▸ TASK DESCRIPTION: Print out every line, exactly as written.

▸ ROWS:
★ ★ ★ ★ ★
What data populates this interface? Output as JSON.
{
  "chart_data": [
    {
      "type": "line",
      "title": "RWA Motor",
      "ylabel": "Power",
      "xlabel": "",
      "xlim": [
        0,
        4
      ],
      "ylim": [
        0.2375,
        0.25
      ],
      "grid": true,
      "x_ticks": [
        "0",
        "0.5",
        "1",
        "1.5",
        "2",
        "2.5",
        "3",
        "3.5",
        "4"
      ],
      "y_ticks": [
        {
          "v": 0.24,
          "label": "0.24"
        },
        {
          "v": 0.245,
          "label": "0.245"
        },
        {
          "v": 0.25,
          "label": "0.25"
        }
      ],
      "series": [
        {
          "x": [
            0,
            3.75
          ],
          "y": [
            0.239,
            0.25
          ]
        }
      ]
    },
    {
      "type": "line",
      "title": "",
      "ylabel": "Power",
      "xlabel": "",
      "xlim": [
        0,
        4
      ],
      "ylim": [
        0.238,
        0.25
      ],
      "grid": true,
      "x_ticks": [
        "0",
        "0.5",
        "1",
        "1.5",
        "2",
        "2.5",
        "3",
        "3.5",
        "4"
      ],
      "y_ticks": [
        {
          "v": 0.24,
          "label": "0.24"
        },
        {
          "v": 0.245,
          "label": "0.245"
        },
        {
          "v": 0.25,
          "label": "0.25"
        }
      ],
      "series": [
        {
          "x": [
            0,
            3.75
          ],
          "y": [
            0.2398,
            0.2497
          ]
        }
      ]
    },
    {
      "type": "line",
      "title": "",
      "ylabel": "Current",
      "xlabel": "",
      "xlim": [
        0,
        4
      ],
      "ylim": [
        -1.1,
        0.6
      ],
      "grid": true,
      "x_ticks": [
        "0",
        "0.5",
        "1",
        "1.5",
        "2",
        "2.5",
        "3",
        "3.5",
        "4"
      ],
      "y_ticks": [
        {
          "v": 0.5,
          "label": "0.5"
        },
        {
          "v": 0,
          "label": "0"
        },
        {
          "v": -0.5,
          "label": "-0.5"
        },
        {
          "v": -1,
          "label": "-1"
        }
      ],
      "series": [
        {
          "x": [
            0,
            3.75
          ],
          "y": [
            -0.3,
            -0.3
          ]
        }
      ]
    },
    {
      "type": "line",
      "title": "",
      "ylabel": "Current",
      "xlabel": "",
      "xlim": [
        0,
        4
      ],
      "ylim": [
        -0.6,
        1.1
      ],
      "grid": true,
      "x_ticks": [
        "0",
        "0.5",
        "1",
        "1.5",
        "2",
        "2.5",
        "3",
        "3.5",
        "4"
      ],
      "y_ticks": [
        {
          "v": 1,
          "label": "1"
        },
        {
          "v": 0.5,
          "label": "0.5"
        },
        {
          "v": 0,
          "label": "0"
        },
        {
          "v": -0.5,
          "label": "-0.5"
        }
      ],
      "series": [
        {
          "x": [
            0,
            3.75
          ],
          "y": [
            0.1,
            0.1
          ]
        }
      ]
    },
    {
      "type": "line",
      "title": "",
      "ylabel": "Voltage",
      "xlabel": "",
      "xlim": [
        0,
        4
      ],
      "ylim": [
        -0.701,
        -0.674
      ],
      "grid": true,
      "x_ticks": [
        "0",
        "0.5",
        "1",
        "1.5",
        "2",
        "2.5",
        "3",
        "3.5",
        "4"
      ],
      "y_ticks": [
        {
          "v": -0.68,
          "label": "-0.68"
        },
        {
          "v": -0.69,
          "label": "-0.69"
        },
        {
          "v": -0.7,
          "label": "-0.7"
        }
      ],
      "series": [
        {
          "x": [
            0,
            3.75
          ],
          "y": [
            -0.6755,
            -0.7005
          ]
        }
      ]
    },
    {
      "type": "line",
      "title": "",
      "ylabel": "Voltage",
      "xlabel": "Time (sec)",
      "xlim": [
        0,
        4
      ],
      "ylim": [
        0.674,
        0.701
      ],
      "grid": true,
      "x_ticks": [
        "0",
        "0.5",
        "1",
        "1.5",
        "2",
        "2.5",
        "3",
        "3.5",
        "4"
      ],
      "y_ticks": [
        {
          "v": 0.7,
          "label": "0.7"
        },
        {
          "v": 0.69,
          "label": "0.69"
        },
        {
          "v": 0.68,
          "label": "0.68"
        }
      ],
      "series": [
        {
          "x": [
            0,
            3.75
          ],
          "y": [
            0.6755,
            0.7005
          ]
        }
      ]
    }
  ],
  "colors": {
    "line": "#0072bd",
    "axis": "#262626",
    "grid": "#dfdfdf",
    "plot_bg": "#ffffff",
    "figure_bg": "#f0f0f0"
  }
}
★ ★ ★ ★ ★
▸ ANSWER TO THIS PROBLEM:
What data populates this interface? Output as JSON.
{
  "chart_data": [
    {
      "type": "line",
      "title": "RWA Motor",
      "ylabel": "Power",
      "xlabel": "",
      "xlim": [
        0,
        4
      ],
      "ylim": [
        0.2375,
        0.25
      ],
      "grid": true,
      "x_ticks": [
        "0",
        "0.5",
        "1",
        "1.5",
        "2",
        "2.5",
        "3",
        "3.5",
        "4"
      ],
      "y_ticks": [
        {
          "v": 0.24,
          "label": "0.24"
        },
        {
          "v": 0.245,
          "label": "0.245"
        },
        {
          "v": 0.25,
          "label": "0.25"
        }
      ],
      "series": [
        {
          "x": [
            0,
            3.75
          ],
          "y": [
            0.239,
            0.25
          ]
        }
      ]
    },
    {
      "type": "line",
      "title": "",
      "ylabel": "Power",
      "xlabel": "",
      "xlim": [
        0,
        4
      ],
      "ylim": [
        0.238,
        0.25
      ],
      "grid": true,
      "x_ticks": [
        "0",
        "0.5",
        "1",
        "1.5",
        "2",
        "2.5",
        "3",
        "3.5",
        "4"
      ],
      "y_ticks": [
        {
          "v": 0.24,
          "label": "0.24"
        },
        {
          "v": 0.245,
          "label": "0.245"
        },
        {
          "v": 0.25,
          "label": "0.25"
        }
      ],
      "series": [
        {
          "x": [
            0,
            3.75
          ],
          "y": [
            0.2398,
            0.2497
          ]
        }
      ]
    },
    {
      "type": "line",
      "title": "",
      "ylabel": "Current",
      "xlabel": "",
      "xlim": [
        0,
        4
      ],
      "ylim": [
        -1.1,
        0.6
      ],
      "grid": true,
      "x_ticks": [
        "0",
        "0.5",
        "1",
        "1.5",
        "2",
        "2.5",
        "3",
        "3.5",
        "4"
      ],
      "y_ticks": [
        {
          "v": 0.5,
          "label": "0.5"
        },
        {
          "v": 0,
          "label": "0"
        },
        {
          "v": -0.5,
          "label": "-0.5"
        },
        {
          "v": -1,
          "label": "-1"
        }
      ],
      "series": [
        {
          "x": [
            0,
            3.75
          ],
          "y": [
            -0.3,
            -0.3
          ]
        }
      ]
    },
    {
      "type": "line",
      "title": "",
      "ylabel": "Current",
      "xlabel": "",
      "xlim": [
        0,
        4
      ],
      "ylim": [
        -0.6,
        1.1
      ],
      "grid": true,
      "x_ticks": [
        "0",
        "0.5",
        "1",
        "1.5",
        "2",
        "2.5",
        "3",
        "3.5",
        "4"
      ],
      "y_ticks": [
        {
          "v": 1,
          "label": "1"
        },
        {
          "v": 0.5,
          "label": "0.5"
        },
        {
          "v": 0,
          "label": "0"
        },
        {
          "v": -0.5,
          "label": "-0.5"
        }
      ],
      "series": [
        {
          "x": [
            0,
            3.75
          ],
          "y": [
            0.1,
            0.1
          ]
        }
      ]
    },
    {
      "type": "line",
      "title": "",
      "ylabel": "Voltage",
      "xlabel": "",
      "xlim": [
        0,
        4
      ],
      "ylim": [
        -0.701,
        -0.674
      ],
      "grid": true,
      "x_ticks": [
        "0",
        "0.5",
        "1",
        "1.5",
        "2",
        "2.5",
        "3",
        "3.5",
        "4"
      ],
      "y_ticks": [
        {
          "v": -0.68,
          "label": "-0.68"
        },
        {
          "v": -0.69,
          "label": "-0.69"
        },
        {
          "v": -0.7,
          "label": "-0.7"
        }
      ],
      "series": [
        {
          "x": [
            0,
            3.75
          ],
          "y": [
            -0.6755,
            -0.7005
          ]
        }
      ]
    },
    {
      "type": "line",
      "title": "",
      "ylabel": "Voltage",
      "xlabel": "Time (sec)",
      "xlim": [
        0,
        4
      ],
      "ylim": [
        0.674,
        0.701
      ],
      "grid": true,
      "x_ticks": [
        "0",
        "0.5",
        "1",
        "1.5",
        "2",
        "2.5",
        "3",
        "3.5",
        "4"
      ],
      "y_ticks": [
        {
          "v": 0.7,
          "label": "0.7"
        },
        {
          "v": 0.69,
          "label": "0.69"
        },
        {
          "v": 0.68,
          "label": "0.68"
        }
      ],
      "series": [
        {
          "x": [
            0,
            3.75
          ],
          "y": [
            0.6755,
            0.7005
          ]
        }
      ]
    }
  ],
  "colors": {
    "line": "#0072bd",
    "axis": "#262626",
    "grid": "#dfdfdf",
    "plot_bg": "#ffffff",
    "figure_bg": "#f0f0f0"
  }
}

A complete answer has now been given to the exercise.